WHAT THIS TASK INVOLVES: Retype the data that follows line by line, exactly, and leave its pictures out.

[Saved entries]
□ □ □ □ □

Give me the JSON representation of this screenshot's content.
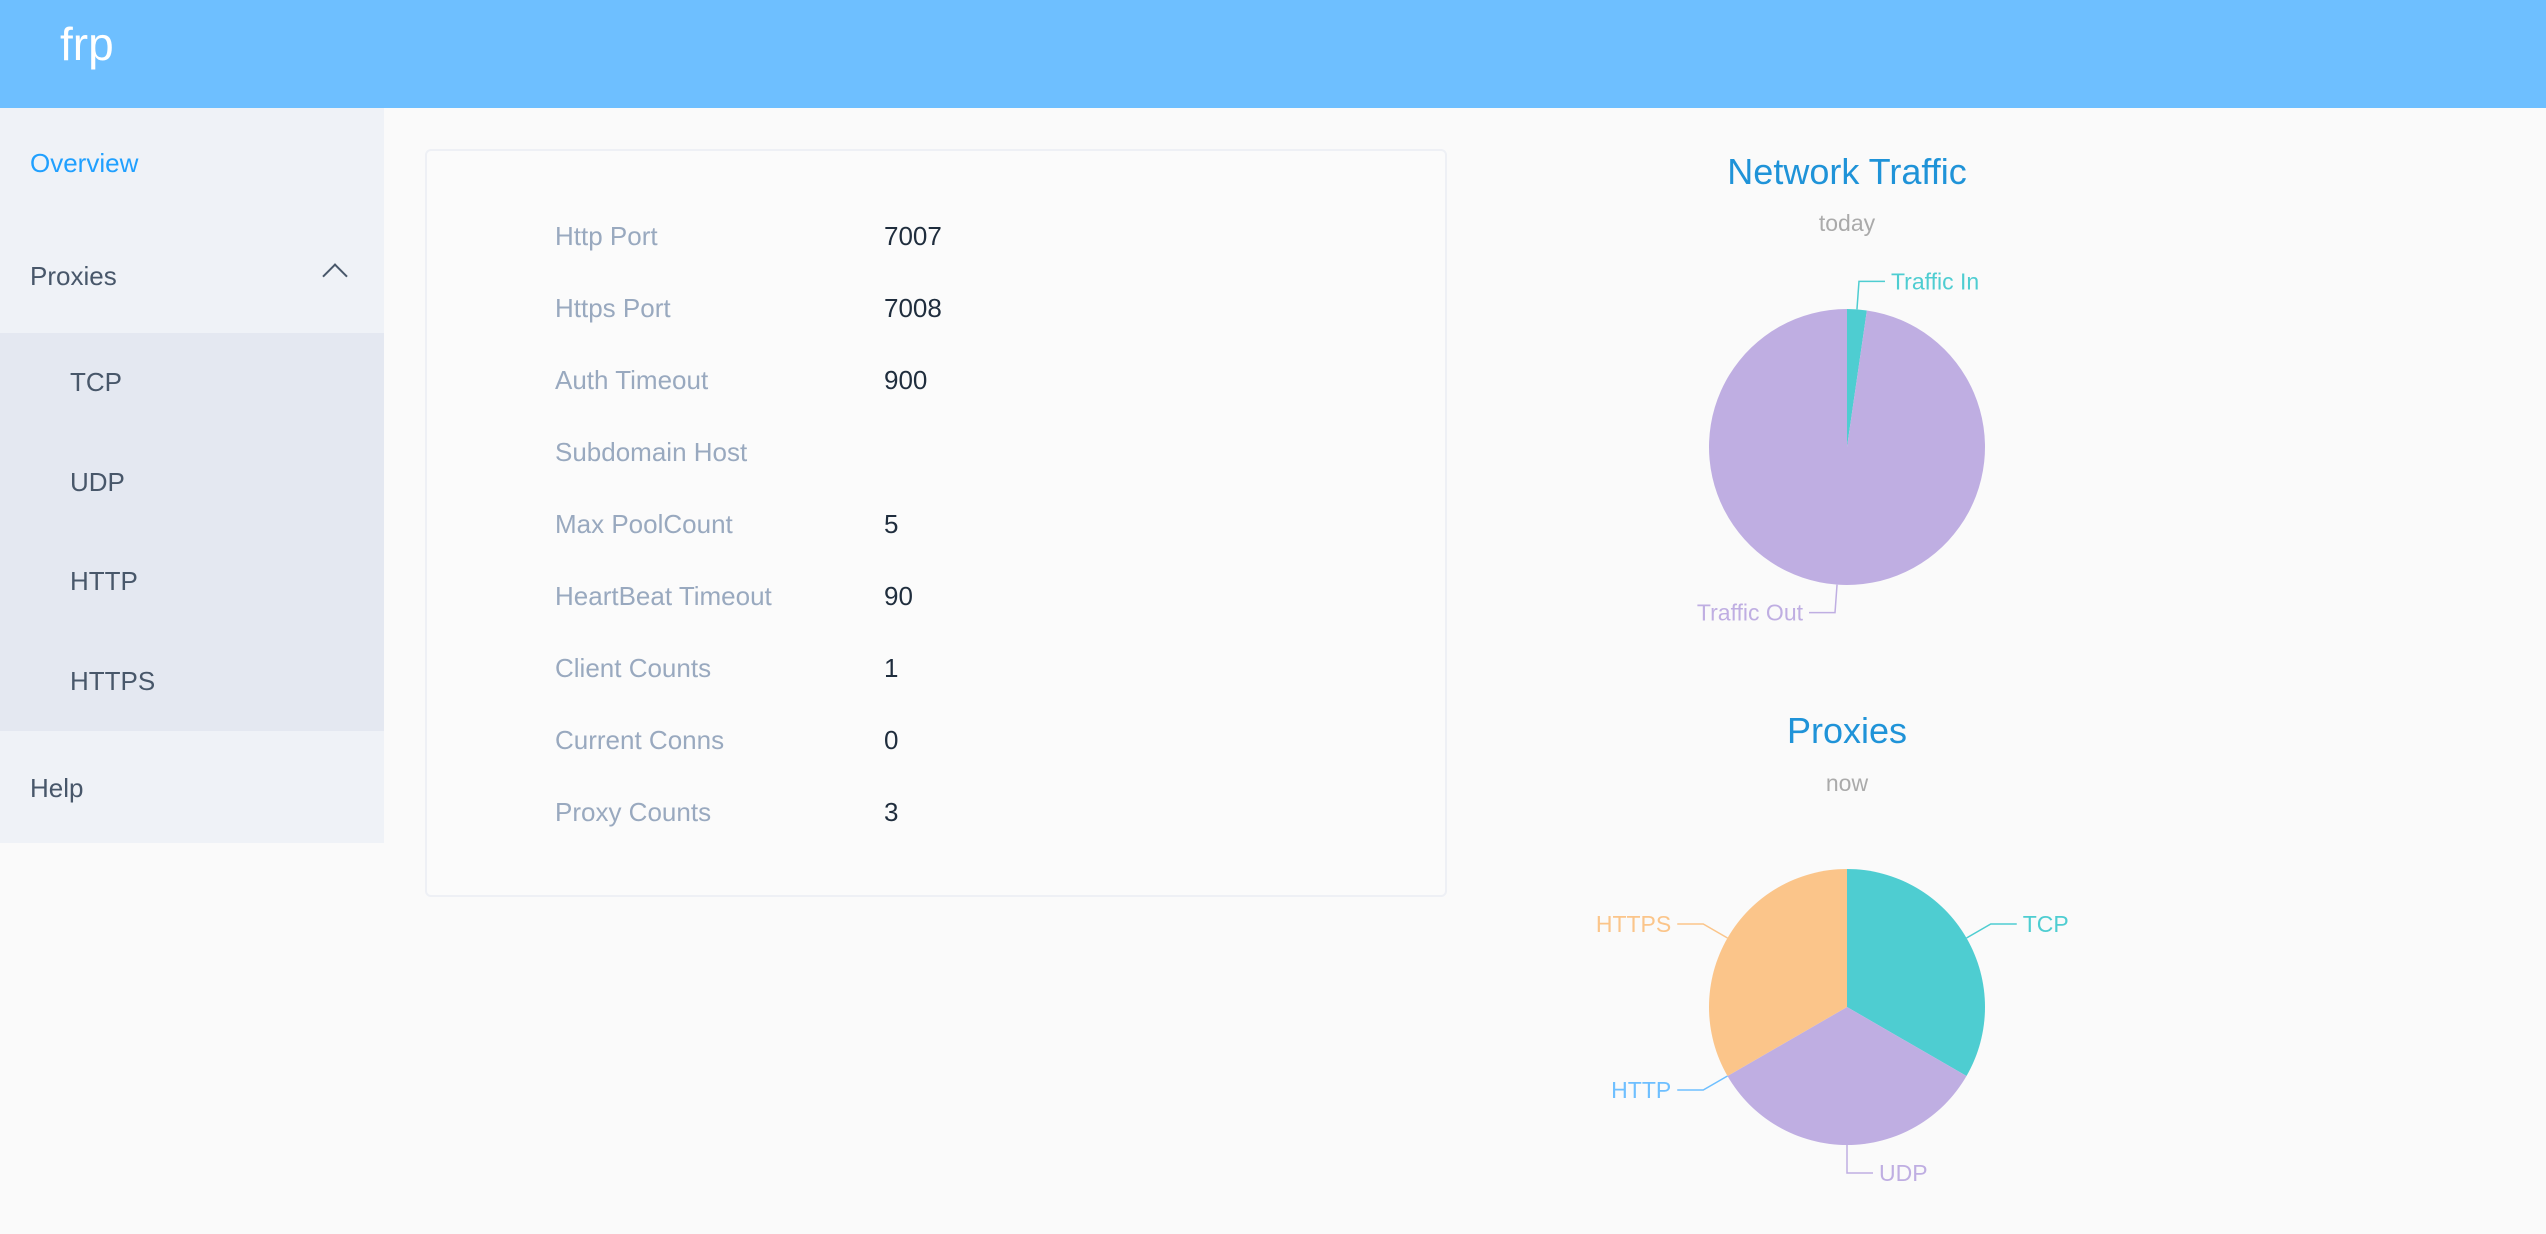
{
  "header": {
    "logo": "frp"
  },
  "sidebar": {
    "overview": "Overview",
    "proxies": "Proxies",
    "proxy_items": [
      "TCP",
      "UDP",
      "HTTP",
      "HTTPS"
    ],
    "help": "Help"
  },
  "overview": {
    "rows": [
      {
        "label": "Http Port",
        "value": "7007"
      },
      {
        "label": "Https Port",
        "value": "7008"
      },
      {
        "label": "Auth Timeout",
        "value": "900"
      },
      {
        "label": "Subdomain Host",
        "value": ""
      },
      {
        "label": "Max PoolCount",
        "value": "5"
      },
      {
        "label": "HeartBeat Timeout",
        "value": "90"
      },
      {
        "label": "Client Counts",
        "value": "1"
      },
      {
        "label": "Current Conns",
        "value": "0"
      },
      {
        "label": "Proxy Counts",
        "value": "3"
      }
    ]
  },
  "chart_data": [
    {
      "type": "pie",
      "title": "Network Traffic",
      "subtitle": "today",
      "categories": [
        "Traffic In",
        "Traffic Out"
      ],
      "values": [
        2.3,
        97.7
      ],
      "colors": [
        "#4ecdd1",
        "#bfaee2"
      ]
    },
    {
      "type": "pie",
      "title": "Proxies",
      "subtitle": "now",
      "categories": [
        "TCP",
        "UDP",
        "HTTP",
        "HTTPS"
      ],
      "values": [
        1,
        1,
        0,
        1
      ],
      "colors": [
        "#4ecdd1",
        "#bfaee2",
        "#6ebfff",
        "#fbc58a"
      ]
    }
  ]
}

□ □ □ □ □

ANSWER TO THIS EXERCISE:
Give me the JSON representation of this screenshot's content.
{
  "header": {
    "logo": "frp"
  },
  "sidebar": {
    "overview": "Overview",
    "proxies": "Proxies",
    "proxy_items": [
      "TCP",
      "UDP",
      "HTTP",
      "HTTPS"
    ],
    "help": "Help"
  },
  "overview": {
    "rows": [
      {
        "label": "Http Port",
        "value": "7007"
      },
      {
        "label": "Https Port",
        "value": "7008"
      },
      {
        "label": "Auth Timeout",
        "value": "900"
      },
      {
        "label": "Subdomain Host",
        "value": ""
      },
      {
        "label": "Max PoolCount",
        "value": "5"
      },
      {
        "label": "HeartBeat Timeout",
        "value": "90"
      },
      {
        "label": "Client Counts",
        "value": "1"
      },
      {
        "label": "Current Conns",
        "value": "0"
      },
      {
        "label": "Proxy Counts",
        "value": "3"
      }
    ]
  },
  "chart_data": [
    {
      "type": "pie",
      "title": "Network Traffic",
      "subtitle": "today",
      "categories": [
        "Traffic In",
        "Traffic Out"
      ],
      "values": [
        2.3,
        97.7
      ],
      "colors": [
        "#4ecdd1",
        "#bfaee2"
      ]
    },
    {
      "type": "pie",
      "title": "Proxies",
      "subtitle": "now",
      "categories": [
        "TCP",
        "UDP",
        "HTTP",
        "HTTPS"
      ],
      "values": [
        1,
        1,
        0,
        1
      ],
      "colors": [
        "#4ecdd1",
        "#bfaee2",
        "#6ebfff",
        "#fbc58a"
      ]
    }
  ]
}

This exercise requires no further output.